Stored data entries:

[Start of section]

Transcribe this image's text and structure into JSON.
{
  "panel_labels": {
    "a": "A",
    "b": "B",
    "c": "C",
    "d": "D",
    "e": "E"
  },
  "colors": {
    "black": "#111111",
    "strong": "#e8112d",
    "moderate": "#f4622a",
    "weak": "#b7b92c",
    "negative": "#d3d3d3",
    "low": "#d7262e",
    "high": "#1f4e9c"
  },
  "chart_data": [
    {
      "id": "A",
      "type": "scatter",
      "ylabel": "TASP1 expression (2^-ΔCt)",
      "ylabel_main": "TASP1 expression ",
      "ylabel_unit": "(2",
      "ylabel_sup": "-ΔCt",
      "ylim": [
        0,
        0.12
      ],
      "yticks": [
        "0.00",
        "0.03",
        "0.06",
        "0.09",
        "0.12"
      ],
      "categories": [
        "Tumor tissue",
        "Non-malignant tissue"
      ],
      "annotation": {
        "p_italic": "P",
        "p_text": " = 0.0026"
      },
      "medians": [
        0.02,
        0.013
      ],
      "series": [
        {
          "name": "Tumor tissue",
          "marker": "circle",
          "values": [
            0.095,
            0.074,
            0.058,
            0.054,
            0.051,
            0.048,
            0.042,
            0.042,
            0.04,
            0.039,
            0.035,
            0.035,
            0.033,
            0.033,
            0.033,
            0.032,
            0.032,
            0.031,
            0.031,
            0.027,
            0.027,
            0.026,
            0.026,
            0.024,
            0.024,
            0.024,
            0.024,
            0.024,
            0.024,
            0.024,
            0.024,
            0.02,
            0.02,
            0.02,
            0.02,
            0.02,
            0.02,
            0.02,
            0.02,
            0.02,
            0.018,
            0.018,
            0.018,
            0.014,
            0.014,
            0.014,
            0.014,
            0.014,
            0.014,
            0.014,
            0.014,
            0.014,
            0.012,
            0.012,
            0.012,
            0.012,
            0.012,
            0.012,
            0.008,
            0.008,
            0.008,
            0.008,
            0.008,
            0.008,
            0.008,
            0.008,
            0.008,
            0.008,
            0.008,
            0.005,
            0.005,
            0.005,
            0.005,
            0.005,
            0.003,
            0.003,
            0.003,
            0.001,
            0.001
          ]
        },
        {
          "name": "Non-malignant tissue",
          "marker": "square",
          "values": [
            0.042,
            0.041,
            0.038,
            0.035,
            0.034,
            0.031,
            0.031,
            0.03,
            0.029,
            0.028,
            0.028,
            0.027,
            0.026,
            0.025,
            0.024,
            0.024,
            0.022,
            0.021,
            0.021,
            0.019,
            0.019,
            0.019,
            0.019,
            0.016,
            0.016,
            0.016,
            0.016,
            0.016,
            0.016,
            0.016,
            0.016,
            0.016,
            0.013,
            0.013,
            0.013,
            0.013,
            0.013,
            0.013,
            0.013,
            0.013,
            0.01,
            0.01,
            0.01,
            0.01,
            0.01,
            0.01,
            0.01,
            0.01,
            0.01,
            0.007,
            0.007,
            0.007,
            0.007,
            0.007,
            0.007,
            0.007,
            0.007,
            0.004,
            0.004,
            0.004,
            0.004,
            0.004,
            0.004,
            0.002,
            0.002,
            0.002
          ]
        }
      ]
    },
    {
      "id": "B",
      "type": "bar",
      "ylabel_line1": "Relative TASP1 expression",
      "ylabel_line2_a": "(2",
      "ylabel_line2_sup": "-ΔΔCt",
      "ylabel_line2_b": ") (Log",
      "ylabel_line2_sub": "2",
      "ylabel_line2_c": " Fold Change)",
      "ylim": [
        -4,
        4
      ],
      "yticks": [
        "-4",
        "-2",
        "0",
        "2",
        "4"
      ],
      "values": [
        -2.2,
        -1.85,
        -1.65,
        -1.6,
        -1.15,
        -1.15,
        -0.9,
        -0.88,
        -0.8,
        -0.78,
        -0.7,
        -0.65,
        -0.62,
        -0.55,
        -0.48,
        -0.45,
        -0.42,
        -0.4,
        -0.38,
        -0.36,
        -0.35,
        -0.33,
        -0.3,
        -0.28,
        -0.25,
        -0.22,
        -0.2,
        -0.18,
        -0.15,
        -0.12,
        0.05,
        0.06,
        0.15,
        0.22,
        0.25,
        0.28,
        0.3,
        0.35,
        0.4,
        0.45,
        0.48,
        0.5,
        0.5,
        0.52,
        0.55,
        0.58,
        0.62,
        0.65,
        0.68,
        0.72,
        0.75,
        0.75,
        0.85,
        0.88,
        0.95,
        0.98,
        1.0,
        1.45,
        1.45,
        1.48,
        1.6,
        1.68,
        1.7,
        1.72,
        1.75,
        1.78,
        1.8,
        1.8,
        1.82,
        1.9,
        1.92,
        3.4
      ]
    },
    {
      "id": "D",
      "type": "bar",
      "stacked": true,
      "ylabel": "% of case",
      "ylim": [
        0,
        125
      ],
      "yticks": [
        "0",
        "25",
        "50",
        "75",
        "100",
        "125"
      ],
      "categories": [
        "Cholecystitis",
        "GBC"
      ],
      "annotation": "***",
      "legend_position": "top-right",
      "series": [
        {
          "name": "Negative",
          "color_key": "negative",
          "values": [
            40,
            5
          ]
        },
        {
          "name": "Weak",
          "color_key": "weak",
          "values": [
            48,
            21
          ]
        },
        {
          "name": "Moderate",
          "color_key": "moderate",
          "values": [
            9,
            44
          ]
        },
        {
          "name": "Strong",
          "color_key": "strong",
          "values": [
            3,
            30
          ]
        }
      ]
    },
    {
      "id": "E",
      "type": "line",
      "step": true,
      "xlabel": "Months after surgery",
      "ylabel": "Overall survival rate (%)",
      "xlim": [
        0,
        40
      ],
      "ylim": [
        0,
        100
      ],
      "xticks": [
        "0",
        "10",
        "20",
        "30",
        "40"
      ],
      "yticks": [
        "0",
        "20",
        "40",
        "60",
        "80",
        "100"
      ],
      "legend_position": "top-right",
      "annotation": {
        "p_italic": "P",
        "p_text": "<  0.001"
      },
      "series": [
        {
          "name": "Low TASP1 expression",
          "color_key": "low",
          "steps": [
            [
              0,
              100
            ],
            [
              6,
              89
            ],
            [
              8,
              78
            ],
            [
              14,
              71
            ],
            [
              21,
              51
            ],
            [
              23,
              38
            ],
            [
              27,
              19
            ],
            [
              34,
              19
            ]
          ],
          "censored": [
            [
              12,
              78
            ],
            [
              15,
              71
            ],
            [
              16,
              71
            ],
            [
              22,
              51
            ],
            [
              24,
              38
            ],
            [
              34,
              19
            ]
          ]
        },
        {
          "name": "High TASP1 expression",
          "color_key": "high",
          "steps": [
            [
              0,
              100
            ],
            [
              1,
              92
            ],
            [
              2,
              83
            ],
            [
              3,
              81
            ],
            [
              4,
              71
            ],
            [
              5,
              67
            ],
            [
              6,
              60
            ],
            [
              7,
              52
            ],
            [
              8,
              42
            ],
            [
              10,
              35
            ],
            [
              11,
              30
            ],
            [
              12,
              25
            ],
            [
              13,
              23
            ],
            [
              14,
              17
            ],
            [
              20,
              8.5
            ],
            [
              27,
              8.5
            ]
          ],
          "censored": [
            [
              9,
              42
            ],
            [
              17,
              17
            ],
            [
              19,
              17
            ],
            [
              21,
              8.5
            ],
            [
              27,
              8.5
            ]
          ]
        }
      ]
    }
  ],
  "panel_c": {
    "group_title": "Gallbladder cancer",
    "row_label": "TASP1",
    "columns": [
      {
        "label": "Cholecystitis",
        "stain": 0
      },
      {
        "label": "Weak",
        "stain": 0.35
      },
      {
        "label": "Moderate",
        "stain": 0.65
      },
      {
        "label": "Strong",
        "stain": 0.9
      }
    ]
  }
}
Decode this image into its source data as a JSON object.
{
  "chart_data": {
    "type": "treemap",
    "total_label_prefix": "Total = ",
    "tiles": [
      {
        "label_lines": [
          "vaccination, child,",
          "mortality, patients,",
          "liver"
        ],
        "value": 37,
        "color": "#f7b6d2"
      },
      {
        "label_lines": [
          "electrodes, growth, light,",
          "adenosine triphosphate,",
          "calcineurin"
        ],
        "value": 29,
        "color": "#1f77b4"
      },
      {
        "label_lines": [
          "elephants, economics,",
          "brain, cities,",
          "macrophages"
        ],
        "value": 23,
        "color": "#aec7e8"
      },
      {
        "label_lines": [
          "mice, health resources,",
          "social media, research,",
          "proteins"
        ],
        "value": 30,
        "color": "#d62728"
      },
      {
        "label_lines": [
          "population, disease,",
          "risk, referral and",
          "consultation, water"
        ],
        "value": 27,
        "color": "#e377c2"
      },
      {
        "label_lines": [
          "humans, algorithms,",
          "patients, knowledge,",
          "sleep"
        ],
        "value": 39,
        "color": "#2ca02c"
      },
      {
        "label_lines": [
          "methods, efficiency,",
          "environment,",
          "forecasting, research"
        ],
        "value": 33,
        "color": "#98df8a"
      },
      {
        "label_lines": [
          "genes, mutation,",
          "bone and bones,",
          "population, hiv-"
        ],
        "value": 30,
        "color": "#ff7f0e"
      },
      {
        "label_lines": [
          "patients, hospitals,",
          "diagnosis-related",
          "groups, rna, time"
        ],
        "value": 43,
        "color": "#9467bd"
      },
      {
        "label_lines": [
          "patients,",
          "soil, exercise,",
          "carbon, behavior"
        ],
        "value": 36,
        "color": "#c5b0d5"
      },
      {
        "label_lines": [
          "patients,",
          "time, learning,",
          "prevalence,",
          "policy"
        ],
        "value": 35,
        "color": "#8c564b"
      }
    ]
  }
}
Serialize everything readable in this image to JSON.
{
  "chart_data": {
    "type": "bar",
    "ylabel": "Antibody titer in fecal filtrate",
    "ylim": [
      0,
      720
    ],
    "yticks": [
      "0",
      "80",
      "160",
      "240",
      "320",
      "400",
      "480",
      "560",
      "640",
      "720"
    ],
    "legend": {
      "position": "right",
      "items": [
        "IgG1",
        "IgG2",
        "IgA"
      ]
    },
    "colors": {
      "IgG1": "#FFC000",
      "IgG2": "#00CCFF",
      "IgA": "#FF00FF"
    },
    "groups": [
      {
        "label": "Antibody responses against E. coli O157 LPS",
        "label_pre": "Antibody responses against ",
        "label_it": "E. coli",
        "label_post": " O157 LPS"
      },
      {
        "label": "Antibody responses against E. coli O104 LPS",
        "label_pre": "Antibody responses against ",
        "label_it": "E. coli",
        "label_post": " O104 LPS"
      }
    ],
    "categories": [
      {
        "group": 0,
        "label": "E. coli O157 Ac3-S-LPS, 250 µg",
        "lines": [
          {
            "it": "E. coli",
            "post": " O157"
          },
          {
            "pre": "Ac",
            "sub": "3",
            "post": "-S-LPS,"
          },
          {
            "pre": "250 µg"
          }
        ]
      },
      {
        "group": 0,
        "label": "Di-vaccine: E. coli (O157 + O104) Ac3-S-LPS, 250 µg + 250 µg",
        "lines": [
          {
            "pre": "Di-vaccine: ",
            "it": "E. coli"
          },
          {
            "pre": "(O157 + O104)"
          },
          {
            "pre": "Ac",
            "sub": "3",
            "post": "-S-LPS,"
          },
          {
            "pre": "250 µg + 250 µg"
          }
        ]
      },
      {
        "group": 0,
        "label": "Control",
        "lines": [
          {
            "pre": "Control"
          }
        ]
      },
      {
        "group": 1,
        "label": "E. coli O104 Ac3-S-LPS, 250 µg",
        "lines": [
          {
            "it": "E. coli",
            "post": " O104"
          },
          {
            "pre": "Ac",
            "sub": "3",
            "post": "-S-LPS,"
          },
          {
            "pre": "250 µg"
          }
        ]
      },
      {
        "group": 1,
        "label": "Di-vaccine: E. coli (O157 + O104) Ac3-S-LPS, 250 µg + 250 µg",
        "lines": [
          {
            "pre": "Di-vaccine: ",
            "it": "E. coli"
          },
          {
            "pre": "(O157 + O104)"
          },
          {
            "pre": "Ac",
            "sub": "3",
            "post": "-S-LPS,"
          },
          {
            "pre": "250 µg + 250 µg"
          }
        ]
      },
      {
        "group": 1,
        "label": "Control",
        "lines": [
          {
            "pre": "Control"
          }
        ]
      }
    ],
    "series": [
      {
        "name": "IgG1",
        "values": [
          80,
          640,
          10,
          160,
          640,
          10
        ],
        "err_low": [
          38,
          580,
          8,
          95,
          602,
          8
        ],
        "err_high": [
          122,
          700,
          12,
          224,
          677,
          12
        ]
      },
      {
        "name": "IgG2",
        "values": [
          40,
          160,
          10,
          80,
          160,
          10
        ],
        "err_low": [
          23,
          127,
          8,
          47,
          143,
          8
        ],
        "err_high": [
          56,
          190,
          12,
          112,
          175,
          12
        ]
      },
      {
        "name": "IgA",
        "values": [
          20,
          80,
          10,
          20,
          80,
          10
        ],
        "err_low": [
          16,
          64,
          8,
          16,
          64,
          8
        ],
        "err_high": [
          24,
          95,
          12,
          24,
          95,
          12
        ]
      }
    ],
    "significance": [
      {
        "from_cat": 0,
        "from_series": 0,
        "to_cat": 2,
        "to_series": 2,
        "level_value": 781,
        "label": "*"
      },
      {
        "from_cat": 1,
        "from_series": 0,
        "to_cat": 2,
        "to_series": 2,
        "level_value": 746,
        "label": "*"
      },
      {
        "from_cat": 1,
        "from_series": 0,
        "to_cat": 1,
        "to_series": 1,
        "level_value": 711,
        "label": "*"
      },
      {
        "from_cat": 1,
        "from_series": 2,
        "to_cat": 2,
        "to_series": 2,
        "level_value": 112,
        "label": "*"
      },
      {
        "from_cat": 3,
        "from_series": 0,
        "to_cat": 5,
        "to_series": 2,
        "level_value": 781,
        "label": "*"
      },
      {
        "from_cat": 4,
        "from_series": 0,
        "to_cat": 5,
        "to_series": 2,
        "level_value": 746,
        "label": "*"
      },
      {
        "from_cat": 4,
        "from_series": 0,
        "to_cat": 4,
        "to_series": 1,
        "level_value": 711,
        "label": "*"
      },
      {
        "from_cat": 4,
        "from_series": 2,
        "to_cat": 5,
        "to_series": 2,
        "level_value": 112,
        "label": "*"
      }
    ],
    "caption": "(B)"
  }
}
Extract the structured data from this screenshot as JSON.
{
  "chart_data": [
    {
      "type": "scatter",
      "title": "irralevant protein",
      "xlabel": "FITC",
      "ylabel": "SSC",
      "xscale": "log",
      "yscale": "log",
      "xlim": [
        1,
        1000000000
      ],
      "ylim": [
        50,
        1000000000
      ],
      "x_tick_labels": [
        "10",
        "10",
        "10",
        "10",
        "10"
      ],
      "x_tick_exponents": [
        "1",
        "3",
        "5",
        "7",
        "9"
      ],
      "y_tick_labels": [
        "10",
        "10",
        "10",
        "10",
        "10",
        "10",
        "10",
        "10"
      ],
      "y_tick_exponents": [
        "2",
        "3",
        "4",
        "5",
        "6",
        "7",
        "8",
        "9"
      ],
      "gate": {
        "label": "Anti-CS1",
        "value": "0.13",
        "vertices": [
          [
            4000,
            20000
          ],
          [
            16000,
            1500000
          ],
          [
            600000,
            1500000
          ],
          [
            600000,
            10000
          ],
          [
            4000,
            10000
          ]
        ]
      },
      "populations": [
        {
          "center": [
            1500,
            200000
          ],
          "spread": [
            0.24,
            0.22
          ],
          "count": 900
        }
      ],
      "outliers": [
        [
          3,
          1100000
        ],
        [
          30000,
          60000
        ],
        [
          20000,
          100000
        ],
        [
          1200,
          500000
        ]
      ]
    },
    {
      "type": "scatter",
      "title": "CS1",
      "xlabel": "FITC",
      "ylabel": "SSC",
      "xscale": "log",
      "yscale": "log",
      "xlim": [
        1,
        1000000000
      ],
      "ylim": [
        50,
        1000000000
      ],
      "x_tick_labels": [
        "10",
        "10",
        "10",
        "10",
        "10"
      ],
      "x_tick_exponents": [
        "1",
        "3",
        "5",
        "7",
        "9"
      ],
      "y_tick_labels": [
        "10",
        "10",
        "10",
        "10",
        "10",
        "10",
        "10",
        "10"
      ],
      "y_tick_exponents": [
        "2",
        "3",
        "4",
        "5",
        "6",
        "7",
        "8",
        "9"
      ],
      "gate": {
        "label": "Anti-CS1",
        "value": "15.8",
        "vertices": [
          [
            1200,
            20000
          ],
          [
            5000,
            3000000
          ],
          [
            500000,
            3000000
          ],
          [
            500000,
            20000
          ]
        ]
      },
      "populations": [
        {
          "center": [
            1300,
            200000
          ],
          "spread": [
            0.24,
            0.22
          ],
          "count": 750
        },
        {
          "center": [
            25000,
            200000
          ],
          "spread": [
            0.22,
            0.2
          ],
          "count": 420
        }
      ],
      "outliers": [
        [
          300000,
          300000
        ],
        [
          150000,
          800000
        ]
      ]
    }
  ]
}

[End of section]

ACTIVITY: Copy each line of the records that contains the word "tissue".

THE COMPLETED TASK:
        "Tumor tissue",
        "Non-malignant tissue"
          "name": "Tumor tissue",
          "name": "Non-malignant tissue",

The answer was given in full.